TASK DESCRIPTION — Present the data once more in exactly its original form.

▶

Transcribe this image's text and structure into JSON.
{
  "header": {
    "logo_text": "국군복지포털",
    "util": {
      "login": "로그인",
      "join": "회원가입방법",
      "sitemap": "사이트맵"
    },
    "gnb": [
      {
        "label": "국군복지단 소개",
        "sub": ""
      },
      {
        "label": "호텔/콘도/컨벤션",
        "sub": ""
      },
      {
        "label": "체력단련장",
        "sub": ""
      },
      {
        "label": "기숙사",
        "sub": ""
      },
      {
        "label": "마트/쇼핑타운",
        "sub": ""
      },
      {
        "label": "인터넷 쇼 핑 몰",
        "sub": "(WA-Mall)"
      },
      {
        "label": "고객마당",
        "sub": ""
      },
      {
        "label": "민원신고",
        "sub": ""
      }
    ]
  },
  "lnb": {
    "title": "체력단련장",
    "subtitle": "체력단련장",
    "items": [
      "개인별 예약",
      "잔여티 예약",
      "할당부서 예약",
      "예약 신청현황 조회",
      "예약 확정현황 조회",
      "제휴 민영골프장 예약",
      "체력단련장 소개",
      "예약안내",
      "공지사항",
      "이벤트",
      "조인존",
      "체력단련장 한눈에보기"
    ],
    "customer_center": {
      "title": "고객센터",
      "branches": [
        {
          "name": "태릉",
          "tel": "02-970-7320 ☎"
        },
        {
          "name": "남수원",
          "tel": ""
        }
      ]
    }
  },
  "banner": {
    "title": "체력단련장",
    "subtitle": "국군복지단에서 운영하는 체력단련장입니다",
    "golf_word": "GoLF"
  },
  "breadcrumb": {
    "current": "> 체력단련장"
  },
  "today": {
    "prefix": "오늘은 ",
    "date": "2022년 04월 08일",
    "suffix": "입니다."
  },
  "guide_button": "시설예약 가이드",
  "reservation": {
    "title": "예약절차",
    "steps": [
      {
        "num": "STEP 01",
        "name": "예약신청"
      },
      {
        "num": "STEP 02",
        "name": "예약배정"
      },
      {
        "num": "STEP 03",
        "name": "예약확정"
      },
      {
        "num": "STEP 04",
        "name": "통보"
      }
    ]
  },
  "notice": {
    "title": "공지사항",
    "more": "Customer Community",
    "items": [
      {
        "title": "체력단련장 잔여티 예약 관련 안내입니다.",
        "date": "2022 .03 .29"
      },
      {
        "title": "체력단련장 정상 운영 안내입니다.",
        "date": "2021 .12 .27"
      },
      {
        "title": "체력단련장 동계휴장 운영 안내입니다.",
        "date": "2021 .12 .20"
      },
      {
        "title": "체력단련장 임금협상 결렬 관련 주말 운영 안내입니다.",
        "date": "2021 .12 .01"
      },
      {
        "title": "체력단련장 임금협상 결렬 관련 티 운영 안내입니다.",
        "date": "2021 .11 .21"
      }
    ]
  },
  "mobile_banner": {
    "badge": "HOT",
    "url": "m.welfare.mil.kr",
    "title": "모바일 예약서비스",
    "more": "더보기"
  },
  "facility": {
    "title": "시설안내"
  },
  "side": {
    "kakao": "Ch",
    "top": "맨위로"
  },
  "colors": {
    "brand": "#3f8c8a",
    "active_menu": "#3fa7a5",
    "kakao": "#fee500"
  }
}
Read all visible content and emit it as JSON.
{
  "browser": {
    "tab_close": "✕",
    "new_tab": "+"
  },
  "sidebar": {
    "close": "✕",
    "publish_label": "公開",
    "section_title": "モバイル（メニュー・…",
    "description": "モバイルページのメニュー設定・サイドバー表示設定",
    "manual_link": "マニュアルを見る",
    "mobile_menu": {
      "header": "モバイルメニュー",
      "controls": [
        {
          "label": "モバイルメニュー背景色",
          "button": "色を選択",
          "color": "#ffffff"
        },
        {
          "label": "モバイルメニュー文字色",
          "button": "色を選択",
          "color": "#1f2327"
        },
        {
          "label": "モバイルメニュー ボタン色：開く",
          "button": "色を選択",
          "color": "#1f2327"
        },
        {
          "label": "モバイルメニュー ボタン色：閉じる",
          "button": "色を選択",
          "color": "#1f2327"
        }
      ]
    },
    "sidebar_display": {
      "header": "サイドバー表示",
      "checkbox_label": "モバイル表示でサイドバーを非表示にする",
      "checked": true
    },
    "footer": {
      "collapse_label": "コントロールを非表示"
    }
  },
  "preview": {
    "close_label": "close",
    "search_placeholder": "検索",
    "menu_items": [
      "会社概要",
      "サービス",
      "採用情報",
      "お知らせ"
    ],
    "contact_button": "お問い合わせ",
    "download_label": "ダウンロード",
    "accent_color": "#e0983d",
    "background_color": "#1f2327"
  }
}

◀

SOLUTION BELOW —
Transcribe this image's text and structure into JSON.
{
  "header": {
    "logo_text": "국군복지포털",
    "util": {
      "login": "로그인",
      "join": "회원가입방법",
      "sitemap": "사이트맵"
    },
    "gnb": [
      {
        "label": "국군복지단 소개",
        "sub": ""
      },
      {
        "label": "호텔/콘도/컨벤션",
        "sub": ""
      },
      {
        "label": "체력단련장",
        "sub": ""
      },
      {
        "label": "기숙사",
        "sub": ""
      },
      {
        "label": "마트/쇼핑타운",
        "sub": ""
      },
      {
        "label": "인터넷 쇼 핑 몰",
        "sub": "(WA-Mall)"
      },
      {
        "label": "고객마당",
        "sub": ""
      },
      {
        "label": "민원신고",
        "sub": ""
      }
    ]
  },
  "lnb": {
    "title": "체력단련장",
    "subtitle": "체력단련장",
    "items": [
      "개인별 예약",
      "잔여티 예약",
      "할당부서 예약",
      "예약 신청현황 조회",
      "예약 확정현황 조회",
      "제휴 민영골프장 예약",
      "체력단련장 소개",
      "예약안내",
      "공지사항",
      "이벤트",
      "조인존",
      "체력단련장 한눈에보기"
    ],
    "customer_center": {
      "title": "고객센터",
      "branches": [
        {
          "name": "태릉",
          "tel": "02-970-7320 ☎"
        },
        {
          "name": "남수원",
          "tel": ""
        }
      ]
    }
  },
  "banner": {
    "title": "체력단련장",
    "subtitle": "국군복지단에서 운영하는 체력단련장입니다",
    "golf_word": "GoLF"
  },
  "breadcrumb": {
    "current": "> 체력단련장"
  },
  "today": {
    "prefix": "오늘은 ",
    "date": "2022년 04월 08일",
    "suffix": "입니다."
  },
  "guide_button": "시설예약 가이드",
  "reservation": {
    "title": "예약절차",
    "steps": [
      {
        "num": "STEP 01",
        "name": "예약신청"
      },
      {
        "num": "STEP 02",
        "name": "예약배정"
      },
      {
        "num": "STEP 03",
        "name": "예약확정"
      },
      {
        "num": "STEP 04",
        "name": "통보"
      }
    ]
  },
  "notice": {
    "title": "공지사항",
    "more": "Customer Community",
    "items": [
      {
        "title": "체력단련장 잔여티 예약 관련 안내입니다.",
        "date": "2022 .03 .29"
      },
      {
        "title": "체력단련장 정상 운영 안내입니다.",
        "date": "2021 .12 .27"
      },
      {
        "title": "체력단련장 동계휴장 운영 안내입니다.",
        "date": "2021 .12 .20"
      },
      {
        "title": "체력단련장 임금협상 결렬 관련 주말 운영 안내입니다.",
        "date": "2021 .12 .01"
      },
      {
        "title": "체력단련장 임금협상 결렬 관련 티 운영 안내입니다.",
        "date": "2021 .11 .21"
      }
    ]
  },
  "mobile_banner": {
    "badge": "HOT",
    "url": "m.welfare.mil.kr",
    "title": "모바일 예약서비스",
    "more": "더보기"
  },
  "facility": {
    "title": "시설안내"
  },
  "side": {
    "kakao": "Ch",
    "top": "맨위로"
  },
  "colors": {
    "brand": "#3f8c8a",
    "active_menu": "#3fa7a5",
    "kakao": "#fee500"
  }
}
Read all visible content and emit it as JSON.
{
  "browser": {
    "tab_close": "✕",
    "new_tab": "+"
  },
  "sidebar": {
    "close": "✕",
    "publish_label": "公開",
    "section_title": "モバイル（メニュー・…",
    "description": "モバイルページのメニュー設定・サイドバー表示設定",
    "manual_link": "マニュアルを見る",
    "mobile_menu": {
      "header": "モバイルメニュー",
      "controls": [
        {
          "label": "モバイルメニュー背景色",
          "button": "色を選択",
          "color": "#ffffff"
        },
        {
          "label": "モバイルメニュー文字色",
          "button": "色を選択",
          "color": "#1f2327"
        },
        {
          "label": "モバイルメニュー ボタン色：開く",
          "button": "色を選択",
          "color": "#1f2327"
        },
        {
          "label": "モバイルメニュー ボタン色：閉じる",
          "button": "色を選択",
          "color": "#1f2327"
        }
      ]
    },
    "sidebar_display": {
      "header": "サイドバー表示",
      "checkbox_label": "モバイル表示でサイドバーを非表示にする",
      "checked": true
    },
    "footer": {
      "collapse_label": "コントロールを非表示"
    }
  },
  "preview": {
    "close_label": "close",
    "search_placeholder": "検索",
    "menu_items": [
      "会社概要",
      "サービス",
      "採用情報",
      "お知らせ"
    ],
    "contact_button": "お問い合わせ",
    "download_label": "ダウンロード",
    "accent_color": "#e0983d",
    "background_color": "#1f2327"
  }
}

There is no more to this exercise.